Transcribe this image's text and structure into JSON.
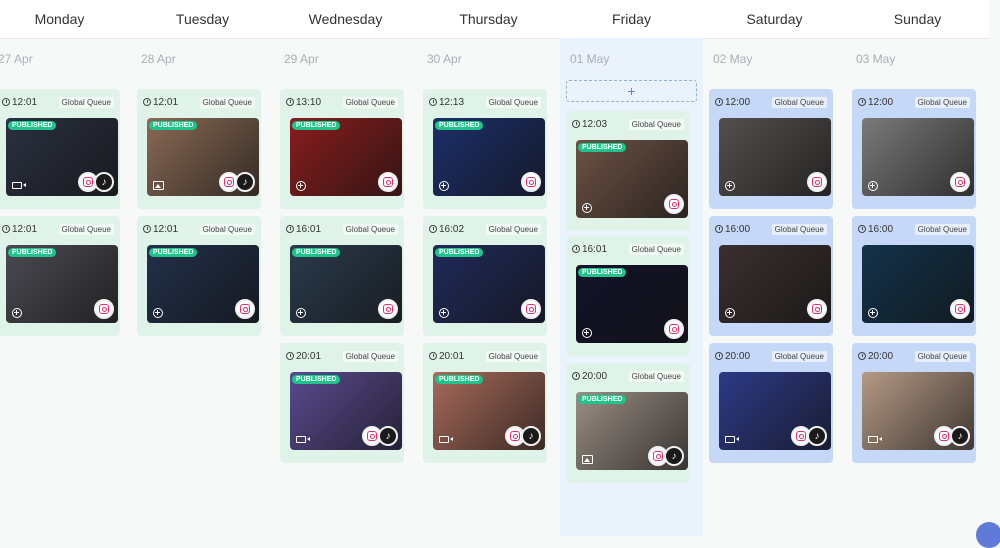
{
  "days": [
    {
      "name": "Monday",
      "date": "27 Apr",
      "today": false
    },
    {
      "name": "Tuesday",
      "date": "28 Apr",
      "today": false
    },
    {
      "name": "Wednesday",
      "date": "29 Apr",
      "today": false
    },
    {
      "name": "Thursday",
      "date": "30 Apr",
      "today": false
    },
    {
      "name": "Friday",
      "date": "01 May",
      "today": true
    },
    {
      "name": "Saturday",
      "date": "02 May",
      "today": false
    },
    {
      "name": "Sunday",
      "date": "03 May",
      "today": false
    }
  ],
  "add_label": "+",
  "queue_label": "Global Queue",
  "badge_label": "PUBLISHED",
  "colors": {
    "published_card": "#dff3e8",
    "scheduled_card": "#c6d8f7",
    "today_column": "#eaf3fb",
    "badge": "#1fc48a"
  },
  "posts": [
    {
      "day": 0,
      "slot": 0,
      "time": "12:01",
      "published": true,
      "media": "video-icon",
      "socials": [
        "instagram",
        "tiktok"
      ],
      "tone": "#2a3040"
    },
    {
      "day": 0,
      "slot": 1,
      "time": "12:01",
      "published": true,
      "media": "add-icon",
      "socials": [
        "instagram"
      ],
      "tone": "#4b4a52"
    },
    {
      "day": 1,
      "slot": 0,
      "time": "12:01",
      "published": true,
      "media": "image-icon",
      "socials": [
        "instagram",
        "tiktok"
      ],
      "tone": "#8a6a55"
    },
    {
      "day": 1,
      "slot": 1,
      "time": "12:01",
      "published": true,
      "media": "add-icon",
      "socials": [
        "instagram"
      ],
      "tone": "#22304a"
    },
    {
      "day": 2,
      "slot": 0,
      "time": "13:10",
      "published": true,
      "media": "add-icon",
      "socials": [
        "instagram"
      ],
      "tone": "#8a1d1d"
    },
    {
      "day": 2,
      "slot": 1,
      "time": "16:01",
      "published": true,
      "media": "add-icon",
      "socials": [
        "instagram"
      ],
      "tone": "#2a3a4c"
    },
    {
      "day": 2,
      "slot": 2,
      "time": "20:01",
      "published": true,
      "media": "video-icon",
      "socials": [
        "instagram",
        "tiktok"
      ],
      "tone": "#5a4a90"
    },
    {
      "day": 3,
      "slot": 0,
      "time": "12:13",
      "published": true,
      "media": "add-icon",
      "socials": [
        "instagram"
      ],
      "tone": "#1d2f6a"
    },
    {
      "day": 3,
      "slot": 1,
      "time": "16:02",
      "published": true,
      "media": "add-icon",
      "socials": [
        "instagram"
      ],
      "tone": "#202a5a"
    },
    {
      "day": 3,
      "slot": 2,
      "time": "20:01",
      "published": true,
      "media": "video-icon",
      "socials": [
        "instagram",
        "tiktok"
      ],
      "tone": "#a86a5a"
    },
    {
      "day": 4,
      "slot": 0,
      "time": "12:03",
      "published": true,
      "media": "add-icon",
      "socials": [
        "instagram"
      ],
      "tone": "#6d5245"
    },
    {
      "day": 4,
      "slot": 1,
      "time": "16:01",
      "published": true,
      "media": "add-icon",
      "socials": [
        "instagram"
      ],
      "tone": "#13122a"
    },
    {
      "day": 4,
      "slot": 2,
      "time": "20:00",
      "published": true,
      "media": "image-icon",
      "socials": [
        "instagram",
        "tiktok"
      ],
      "tone": "#9a8e84"
    },
    {
      "day": 5,
      "slot": 0,
      "time": "12:00",
      "published": false,
      "media": "add-icon",
      "socials": [
        "instagram"
      ],
      "tone": "#54504d"
    },
    {
      "day": 5,
      "slot": 1,
      "time": "16:00",
      "published": false,
      "media": "add-icon",
      "socials": [
        "instagram"
      ],
      "tone": "#3a2f2e"
    },
    {
      "day": 5,
      "slot": 2,
      "time": "20:00",
      "published": false,
      "media": "video-icon",
      "socials": [
        "instagram",
        "tiktok"
      ],
      "tone": "#2d3a86"
    },
    {
      "day": 6,
      "slot": 0,
      "time": "12:00",
      "published": false,
      "media": "add-icon",
      "socials": [
        "instagram"
      ],
      "tone": "#7a7a7a"
    },
    {
      "day": 6,
      "slot": 1,
      "time": "16:00",
      "published": false,
      "media": "add-icon",
      "socials": [
        "instagram"
      ],
      "tone": "#13324a"
    },
    {
      "day": 6,
      "slot": 2,
      "time": "20:00",
      "published": false,
      "media": "video-icon",
      "socials": [
        "instagram",
        "tiktok"
      ],
      "tone": "#b59a86"
    }
  ]
}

────────────────────

# What to produce
Write out the whole listing again, exactly, with no pictures.

# Solution for this problem
Transcribe this image's text and structure into JSON.
{
  "days": [
    {
      "name": "Monday",
      "date": "27 Apr",
      "today": false
    },
    {
      "name": "Tuesday",
      "date": "28 Apr",
      "today": false
    },
    {
      "name": "Wednesday",
      "date": "29 Apr",
      "today": false
    },
    {
      "name": "Thursday",
      "date": "30 Apr",
      "today": false
    },
    {
      "name": "Friday",
      "date": "01 May",
      "today": true
    },
    {
      "name": "Saturday",
      "date": "02 May",
      "today": false
    },
    {
      "name": "Sunday",
      "date": "03 May",
      "today": false
    }
  ],
  "add_label": "+",
  "queue_label": "Global Queue",
  "badge_label": "PUBLISHED",
  "colors": {
    "published_card": "#dff3e8",
    "scheduled_card": "#c6d8f7",
    "today_column": "#eaf3fb",
    "badge": "#1fc48a"
  },
  "posts": [
    {
      "day": 0,
      "slot": 0,
      "time": "12:01",
      "published": true,
      "media": "video-icon",
      "socials": [
        "instagram",
        "tiktok"
      ],
      "tone": "#2a3040"
    },
    {
      "day": 0,
      "slot": 1,
      "time": "12:01",
      "published": true,
      "media": "add-icon",
      "socials": [
        "instagram"
      ],
      "tone": "#4b4a52"
    },
    {
      "day": 1,
      "slot": 0,
      "time": "12:01",
      "published": true,
      "media": "image-icon",
      "socials": [
        "instagram",
        "tiktok"
      ],
      "tone": "#8a6a55"
    },
    {
      "day": 1,
      "slot": 1,
      "time": "12:01",
      "published": true,
      "media": "add-icon",
      "socials": [
        "instagram"
      ],
      "tone": "#22304a"
    },
    {
      "day": 2,
      "slot": 0,
      "time": "13:10",
      "published": true,
      "media": "add-icon",
      "socials": [
        "instagram"
      ],
      "tone": "#8a1d1d"
    },
    {
      "day": 2,
      "slot": 1,
      "time": "16:01",
      "published": true,
      "media": "add-icon",
      "socials": [
        "instagram"
      ],
      "tone": "#2a3a4c"
    },
    {
      "day": 2,
      "slot": 2,
      "time": "20:01",
      "published": true,
      "media": "video-icon",
      "socials": [
        "instagram",
        "tiktok"
      ],
      "tone": "#5a4a90"
    },
    {
      "day": 3,
      "slot": 0,
      "time": "12:13",
      "published": true,
      "media": "add-icon",
      "socials": [
        "instagram"
      ],
      "tone": "#1d2f6a"
    },
    {
      "day": 3,
      "slot": 1,
      "time": "16:02",
      "published": true,
      "media": "add-icon",
      "socials": [
        "instagram"
      ],
      "tone": "#202a5a"
    },
    {
      "day": 3,
      "slot": 2,
      "time": "20:01",
      "published": true,
      "media": "video-icon",
      "socials": [
        "instagram",
        "tiktok"
      ],
      "tone": "#a86a5a"
    },
    {
      "day": 4,
      "slot": 0,
      "time": "12:03",
      "published": true,
      "media": "add-icon",
      "socials": [
        "instagram"
      ],
      "tone": "#6d5245"
    },
    {
      "day": 4,
      "slot": 1,
      "time": "16:01",
      "published": true,
      "media": "add-icon",
      "socials": [
        "instagram"
      ],
      "tone": "#13122a"
    },
    {
      "day": 4,
      "slot": 2,
      "time": "20:00",
      "published": true,
      "media": "image-icon",
      "socials": [
        "instagram",
        "tiktok"
      ],
      "tone": "#9a8e84"
    },
    {
      "day": 5,
      "slot": 0,
      "time": "12:00",
      "published": false,
      "media": "add-icon",
      "socials": [
        "instagram"
      ],
      "tone": "#54504d"
    },
    {
      "day": 5,
      "slot": 1,
      "time": "16:00",
      "published": false,
      "media": "add-icon",
      "socials": [
        "instagram"
      ],
      "tone": "#3a2f2e"
    },
    {
      "day": 5,
      "slot": 2,
      "time": "20:00",
      "published": false,
      "media": "video-icon",
      "socials": [
        "instagram",
        "tiktok"
      ],
      "tone": "#2d3a86"
    },
    {
      "day": 6,
      "slot": 0,
      "time": "12:00",
      "published": false,
      "media": "add-icon",
      "socials": [
        "instagram"
      ],
      "tone": "#7a7a7a"
    },
    {
      "day": 6,
      "slot": 1,
      "time": "16:00",
      "published": false,
      "media": "add-icon",
      "socials": [
        "instagram"
      ],
      "tone": "#13324a"
    },
    {
      "day": 6,
      "slot": 2,
      "time": "20:00",
      "published": false,
      "media": "video-icon",
      "socials": [
        "instagram",
        "tiktok"
      ],
      "tone": "#b59a86"
    }
  ]
}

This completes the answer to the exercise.